Copy each line that has the string "name" somewhere in it.

(Figure collection entries)
/---
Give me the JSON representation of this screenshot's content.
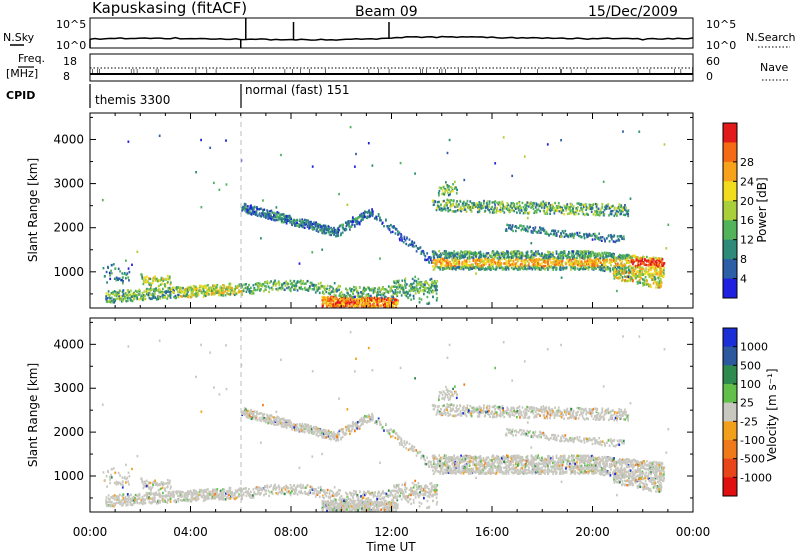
{
  "header": {
    "station": "Kapuskasing (fitACF)",
    "beam": "Beam 09",
    "date": "15/Dec/2009"
  },
  "top_panels": {
    "nsky": {
      "label": "N.Sky",
      "tick_top": "10^5",
      "tick_bottom": "10^0",
      "right_label": "N.Search"
    },
    "freq": {
      "label_line1": "Freq.",
      "label_line2": "[MHz]",
      "tick_top": "18",
      "tick_bottom": "8",
      "right_tick_top": "60",
      "right_tick_bottom": "0",
      "right_label": "Nave"
    },
    "cpid": {
      "label": "CPID",
      "segments": [
        {
          "text": "themis 3300",
          "start_hour": 0
        },
        {
          "text": "normal (fast) 151",
          "start_hour": 6
        }
      ]
    }
  },
  "x_axis": {
    "label": "Time UT",
    "ticks": [
      "00:00",
      "04:00",
      "08:00",
      "12:00",
      "16:00",
      "20:00",
      "00:00"
    ]
  },
  "chart_data": [
    {
      "type": "heatmap",
      "name": "power",
      "ylabel": "Slant Range [km]",
      "ylim": [
        180,
        4600
      ],
      "xlim_hours": [
        0,
        24
      ],
      "yticks": [
        "1000",
        "2000",
        "3000",
        "4000"
      ],
      "colorbar": {
        "label": "Power [dB]",
        "ticks": [
          "4",
          "8",
          "12",
          "16",
          "20",
          "24",
          "28"
        ],
        "colors": [
          "#1f1fe0",
          "#2d5fa6",
          "#2e8b7a",
          "#52b35a",
          "#a9cf3b",
          "#f2dc1e",
          "#f7a21a",
          "#f56a14",
          "#e21a1a"
        ]
      },
      "echo_regions": [
        {
          "name": "near-range band",
          "hours": [
            0.5,
            6.0
          ],
          "range_km": [
            300,
            900
          ]
        },
        {
          "name": "strong near-range echoes",
          "hours": [
            9.5,
            12.0
          ],
          "range_km": [
            200,
            500
          ]
        },
        {
          "name": "rising band",
          "hours": [
            6.0,
            10.5
          ],
          "range_km": [
            1800,
            2600
          ]
        },
        {
          "name": "main band",
          "hours": [
            13.5,
            23.0
          ],
          "range_km": [
            900,
            1500
          ]
        },
        {
          "name": "upper band",
          "hours": [
            13.5,
            21.5
          ],
          "range_km": [
            2200,
            2900
          ]
        }
      ]
    },
    {
      "type": "heatmap",
      "name": "velocity",
      "ylabel": "Slant Range [km]",
      "ylim": [
        180,
        4600
      ],
      "xlim_hours": [
        0,
        24
      ],
      "yticks": [
        "1000",
        "2000",
        "3000",
        "4000"
      ],
      "colorbar": {
        "label": "Velocity [m s⁻¹]",
        "ticks": [
          "1000",
          "500",
          "100",
          "25",
          "-25",
          "-100",
          "-500",
          "-1000"
        ],
        "colors": [
          "#1a2fd6",
          "#2d5a9e",
          "#2f8a4d",
          "#62c04a",
          "#c8c8c0",
          "#f2a01c",
          "#f07a1a",
          "#e8451a",
          "#e01010"
        ]
      }
    }
  ]
}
\---
Worked answer |
      "name": "power",
          "name": "near-range band",
          "name": "strong near-range echoes",
          "name": "rising band",
          "name": "main band",
          "name": "upper band",
      "name": "velocity",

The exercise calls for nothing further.